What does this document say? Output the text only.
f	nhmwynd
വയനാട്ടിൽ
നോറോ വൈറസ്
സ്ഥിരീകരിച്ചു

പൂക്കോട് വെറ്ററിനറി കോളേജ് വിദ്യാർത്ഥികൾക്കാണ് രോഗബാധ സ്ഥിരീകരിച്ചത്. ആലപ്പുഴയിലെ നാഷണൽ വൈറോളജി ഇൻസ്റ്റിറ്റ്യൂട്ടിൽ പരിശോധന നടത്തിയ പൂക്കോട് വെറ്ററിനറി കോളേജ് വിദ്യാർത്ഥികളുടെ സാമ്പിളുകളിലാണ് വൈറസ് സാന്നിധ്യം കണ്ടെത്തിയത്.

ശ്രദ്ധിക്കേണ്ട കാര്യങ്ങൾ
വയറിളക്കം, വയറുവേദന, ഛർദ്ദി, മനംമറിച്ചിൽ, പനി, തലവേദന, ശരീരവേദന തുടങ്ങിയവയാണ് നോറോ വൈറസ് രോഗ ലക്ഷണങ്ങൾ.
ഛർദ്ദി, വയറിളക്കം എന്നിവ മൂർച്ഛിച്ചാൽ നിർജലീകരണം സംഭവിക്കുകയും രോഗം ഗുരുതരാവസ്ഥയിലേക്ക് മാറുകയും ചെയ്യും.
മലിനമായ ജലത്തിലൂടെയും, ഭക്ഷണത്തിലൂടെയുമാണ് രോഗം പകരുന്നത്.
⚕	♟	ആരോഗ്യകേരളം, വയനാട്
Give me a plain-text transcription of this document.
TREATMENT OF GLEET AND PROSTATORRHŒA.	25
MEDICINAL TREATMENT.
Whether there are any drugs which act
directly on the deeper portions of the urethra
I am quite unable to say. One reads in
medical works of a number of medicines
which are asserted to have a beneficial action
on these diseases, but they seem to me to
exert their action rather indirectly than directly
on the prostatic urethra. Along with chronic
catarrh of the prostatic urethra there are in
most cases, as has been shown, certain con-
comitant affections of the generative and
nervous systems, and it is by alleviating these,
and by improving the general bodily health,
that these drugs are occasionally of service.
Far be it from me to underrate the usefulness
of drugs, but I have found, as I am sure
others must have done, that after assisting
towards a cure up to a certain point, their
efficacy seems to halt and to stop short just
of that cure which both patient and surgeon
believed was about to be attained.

*Request*:
Retype the records in full. Keep every line identical to the original.

*Solution to this problem*:
What does this document say? Output the text only.
f	nhmwynd
വയനാട്ടിൽ
നോറോ വൈറസ്
സ്ഥിരീകരിച്ചു

പൂക്കോട് വെറ്ററിനറി കോളേജ് വിദ്യാർത്ഥികൾക്കാണ് രോഗബാധ സ്ഥിരീകരിച്ചത്. ആലപ്പുഴയിലെ നാഷണൽ വൈറോളജി ഇൻസ്റ്റിറ്റ്യൂട്ടിൽ പരിശോധന നടത്തിയ പൂക്കോട് വെറ്ററിനറി കോളേജ് വിദ്യാർത്ഥികളുടെ സാമ്പിളുകളിലാണ് വൈറസ് സാന്നിധ്യം കണ്ടെത്തിയത്.

ശ്രദ്ധിക്കേണ്ട കാര്യങ്ങൾ
വയറിളക്കം, വയറുവേദന, ഛർദ്ദി, മനംമറിച്ചിൽ, പനി, തലവേദന, ശരീരവേദന തുടങ്ങിയവയാണ് നോറോ വൈറസ് രോഗ ലക്ഷണങ്ങൾ.
ഛർദ്ദി, വയറിളക്കം എന്നിവ മൂർച്ഛിച്ചാൽ നിർജലീകരണം സംഭവിക്കുകയും രോഗം ഗുരുതരാവസ്ഥയിലേക്ക് മാറുകയും ചെയ്യും.
മലിനമായ ജലത്തിലൂടെയും, ഭക്ഷണത്തിലൂടെയുമാണ് രോഗം പകരുന്നത്.
⚕	♟	ആരോഗ്യകേരളം, വയനാട്
Give me a plain-text transcription of this document.
TREATMENT OF GLEET AND PROSTATORRHŒA.	25
MEDICINAL TREATMENT.
Whether there are any drugs which act
directly on the deeper portions of the urethra
I am quite unable to say. One reads in
medical works of a number of medicines
which are asserted to have a beneficial action
on these diseases, but they seem to me to
exert their action rather indirectly than directly
on the prostatic urethra. Along with chronic
catarrh of the prostatic urethra there are in
most cases, as has been shown, certain con-
comitant affections of the generative and
nervous systems, and it is by alleviating these,
and by improving the general bodily health,
that these drugs are occasionally of service.
Far be it from me to underrate the usefulness
of drugs, but I have found, as I am sure
others must have done, that after assisting
towards a cure up to a certain point, their
efficacy seems to halt and to stop short just
of that cure which both patient and surgeon
believed was about to be attained.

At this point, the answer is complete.